[To do]
Each line of the listing that includes "correct" should be reported.

[Material shown]
_ _ _ _ _ _ _
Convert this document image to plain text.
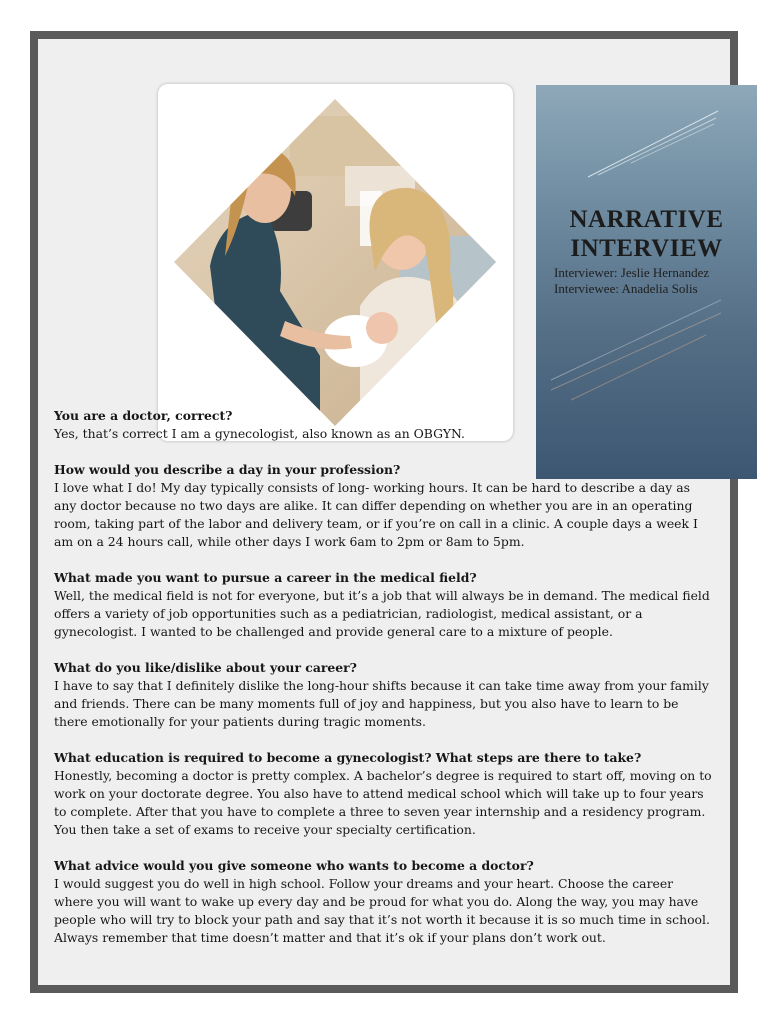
NARRATIVE
INTERVIEW
Interviewer: Jeslie Hernandez
Interviewee: Anadelia Solis
You are a doctor, correct?
Yes, that’s correct I am a gynecologist, also known as an OBGYN.
How would you describe a day in your profession?
I love what I do! My day typically consists of long- working hours. It can be hard to describe a day as any doctor because no two days are alike. It can differ depending on whether you are in an operating room, taking part of the labor and delivery team, or if you’re on call in a clinic. A couple days a week I am on a 24 hours call, while other days I work 6am to 2pm or 8am to 5pm.
What made you want to pursue a career in the medical field?
Well, the medical field is not for everyone, but it’s a job that will always be in demand. The medical field offers a variety of job opportunities such as a pediatrician, radiologist, medical assistant, or a gynecologist. I wanted to be challenged and provide general care to a mixture of people.
What do you like/dislike about your career?
I have to say that I definitely dislike the long-hour shifts because it can take time away from your family and friends. There can be many moments full of joy and happiness, but you also have to learn to be there emotionally for your patients during tragic moments.
What education is required to become a gynecologist? What steps are there to take?
Honestly, becoming a doctor is pretty complex. A bachelor’s degree is required to start off, moving on to work on your doctorate degree. You also have to attend medical school which will take up to four years to complete. After that you have to complete a three to seven year internship and a residency program. You then take a set of exams to receive your specialty certification.
What advice would you give someone who wants to become a doctor?
I would suggest you do well in high school. Follow your dreams and your heart. Choose the career where you will want to wake up every day and be proud for what you do. Along the way, you may have people who will try to block your path and say that it’s not worth it because it is so much time in school. Always remember that time doesn’t matter and that it’s ok if your plans don’t work out.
_ _ _ _ _ _ _
[Final answer]
You are a doctor, correct?
Yes, that’s correct I am a gynecologist, also known as an OBGYN.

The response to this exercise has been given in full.